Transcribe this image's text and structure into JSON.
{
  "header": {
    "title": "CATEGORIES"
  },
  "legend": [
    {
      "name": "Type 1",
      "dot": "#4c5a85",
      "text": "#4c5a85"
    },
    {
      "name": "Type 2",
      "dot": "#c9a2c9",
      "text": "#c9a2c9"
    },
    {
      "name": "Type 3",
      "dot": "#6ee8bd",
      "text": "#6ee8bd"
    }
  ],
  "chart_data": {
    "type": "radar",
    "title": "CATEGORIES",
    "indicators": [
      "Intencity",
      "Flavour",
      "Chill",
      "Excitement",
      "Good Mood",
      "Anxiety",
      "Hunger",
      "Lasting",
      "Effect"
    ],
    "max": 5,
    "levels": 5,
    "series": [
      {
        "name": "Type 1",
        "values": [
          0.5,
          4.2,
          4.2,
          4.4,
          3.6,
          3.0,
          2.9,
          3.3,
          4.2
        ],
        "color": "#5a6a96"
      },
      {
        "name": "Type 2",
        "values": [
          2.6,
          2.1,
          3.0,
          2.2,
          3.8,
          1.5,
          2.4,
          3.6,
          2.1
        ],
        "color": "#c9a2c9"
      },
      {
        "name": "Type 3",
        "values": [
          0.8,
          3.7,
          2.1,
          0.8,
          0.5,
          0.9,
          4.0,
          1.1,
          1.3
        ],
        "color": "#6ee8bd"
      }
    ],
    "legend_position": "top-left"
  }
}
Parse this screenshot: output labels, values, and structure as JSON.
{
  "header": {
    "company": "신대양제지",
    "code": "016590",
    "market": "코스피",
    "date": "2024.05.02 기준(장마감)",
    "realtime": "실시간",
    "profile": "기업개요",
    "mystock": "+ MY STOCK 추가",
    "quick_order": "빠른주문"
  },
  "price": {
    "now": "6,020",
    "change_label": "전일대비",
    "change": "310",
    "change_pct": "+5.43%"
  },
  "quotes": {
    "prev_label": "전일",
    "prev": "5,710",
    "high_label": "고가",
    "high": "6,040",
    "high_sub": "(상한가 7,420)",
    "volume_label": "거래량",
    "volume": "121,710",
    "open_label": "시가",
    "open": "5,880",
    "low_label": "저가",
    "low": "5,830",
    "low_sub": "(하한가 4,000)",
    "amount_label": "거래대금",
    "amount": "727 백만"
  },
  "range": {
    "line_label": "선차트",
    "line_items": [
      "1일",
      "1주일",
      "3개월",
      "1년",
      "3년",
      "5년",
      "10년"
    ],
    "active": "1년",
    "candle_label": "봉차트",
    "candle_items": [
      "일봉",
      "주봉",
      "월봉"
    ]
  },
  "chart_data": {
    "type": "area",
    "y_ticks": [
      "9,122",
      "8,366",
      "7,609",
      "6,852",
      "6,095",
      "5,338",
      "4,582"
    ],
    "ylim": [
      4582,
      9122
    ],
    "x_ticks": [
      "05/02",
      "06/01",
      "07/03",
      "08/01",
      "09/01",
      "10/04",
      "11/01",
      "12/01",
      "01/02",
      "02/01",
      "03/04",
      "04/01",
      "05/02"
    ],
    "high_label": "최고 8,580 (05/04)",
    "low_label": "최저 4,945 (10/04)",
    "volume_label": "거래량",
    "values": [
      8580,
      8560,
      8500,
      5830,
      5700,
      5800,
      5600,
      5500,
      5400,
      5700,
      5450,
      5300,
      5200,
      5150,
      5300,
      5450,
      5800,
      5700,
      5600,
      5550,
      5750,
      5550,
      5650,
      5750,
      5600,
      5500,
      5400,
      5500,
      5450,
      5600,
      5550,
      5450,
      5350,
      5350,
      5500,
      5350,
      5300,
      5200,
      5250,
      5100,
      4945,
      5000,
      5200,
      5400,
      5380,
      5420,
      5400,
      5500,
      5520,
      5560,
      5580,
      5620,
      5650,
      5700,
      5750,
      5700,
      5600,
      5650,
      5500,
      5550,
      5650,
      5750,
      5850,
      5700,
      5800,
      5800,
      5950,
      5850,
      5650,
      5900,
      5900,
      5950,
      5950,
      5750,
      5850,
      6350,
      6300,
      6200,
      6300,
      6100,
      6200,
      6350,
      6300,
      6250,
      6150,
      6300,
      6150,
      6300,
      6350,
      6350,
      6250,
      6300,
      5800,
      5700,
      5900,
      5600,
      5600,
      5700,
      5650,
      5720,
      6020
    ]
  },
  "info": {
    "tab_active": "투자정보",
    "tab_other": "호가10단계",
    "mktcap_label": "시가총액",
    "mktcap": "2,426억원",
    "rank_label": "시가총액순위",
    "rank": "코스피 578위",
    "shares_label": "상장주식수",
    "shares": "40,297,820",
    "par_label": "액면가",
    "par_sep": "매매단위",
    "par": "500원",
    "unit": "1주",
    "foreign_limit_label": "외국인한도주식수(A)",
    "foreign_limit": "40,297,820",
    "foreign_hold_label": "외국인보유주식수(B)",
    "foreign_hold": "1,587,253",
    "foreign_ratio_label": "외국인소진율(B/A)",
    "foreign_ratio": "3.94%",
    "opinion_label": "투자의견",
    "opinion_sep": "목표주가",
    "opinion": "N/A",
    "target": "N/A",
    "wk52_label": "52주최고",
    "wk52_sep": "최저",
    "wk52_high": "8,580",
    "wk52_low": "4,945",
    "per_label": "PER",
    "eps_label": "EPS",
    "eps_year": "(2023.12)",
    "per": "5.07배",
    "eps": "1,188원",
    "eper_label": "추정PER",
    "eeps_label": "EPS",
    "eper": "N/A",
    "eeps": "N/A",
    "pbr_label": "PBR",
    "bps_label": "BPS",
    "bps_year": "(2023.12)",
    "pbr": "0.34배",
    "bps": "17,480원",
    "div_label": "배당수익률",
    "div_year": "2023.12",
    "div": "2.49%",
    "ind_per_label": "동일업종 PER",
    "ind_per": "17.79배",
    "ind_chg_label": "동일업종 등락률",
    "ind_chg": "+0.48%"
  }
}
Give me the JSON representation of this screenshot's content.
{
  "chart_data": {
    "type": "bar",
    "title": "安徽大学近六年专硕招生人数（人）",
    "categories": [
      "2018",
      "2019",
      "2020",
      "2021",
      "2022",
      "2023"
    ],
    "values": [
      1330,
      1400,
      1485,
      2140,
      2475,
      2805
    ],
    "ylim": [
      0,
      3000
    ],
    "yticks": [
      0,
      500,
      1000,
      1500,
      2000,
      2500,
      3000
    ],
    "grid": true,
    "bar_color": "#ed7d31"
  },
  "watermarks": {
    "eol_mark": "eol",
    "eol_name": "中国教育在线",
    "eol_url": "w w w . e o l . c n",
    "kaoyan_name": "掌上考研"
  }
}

────────────────

● Stated exercise
Pick out and copy the lines of the material that include the word "this".

● Solution to the problem
Transcribe this image's text and structure into JSON.
Parse this screenshot: output labels, values, and structure as JSON.
Give me the JSON representation of this screenshot's content.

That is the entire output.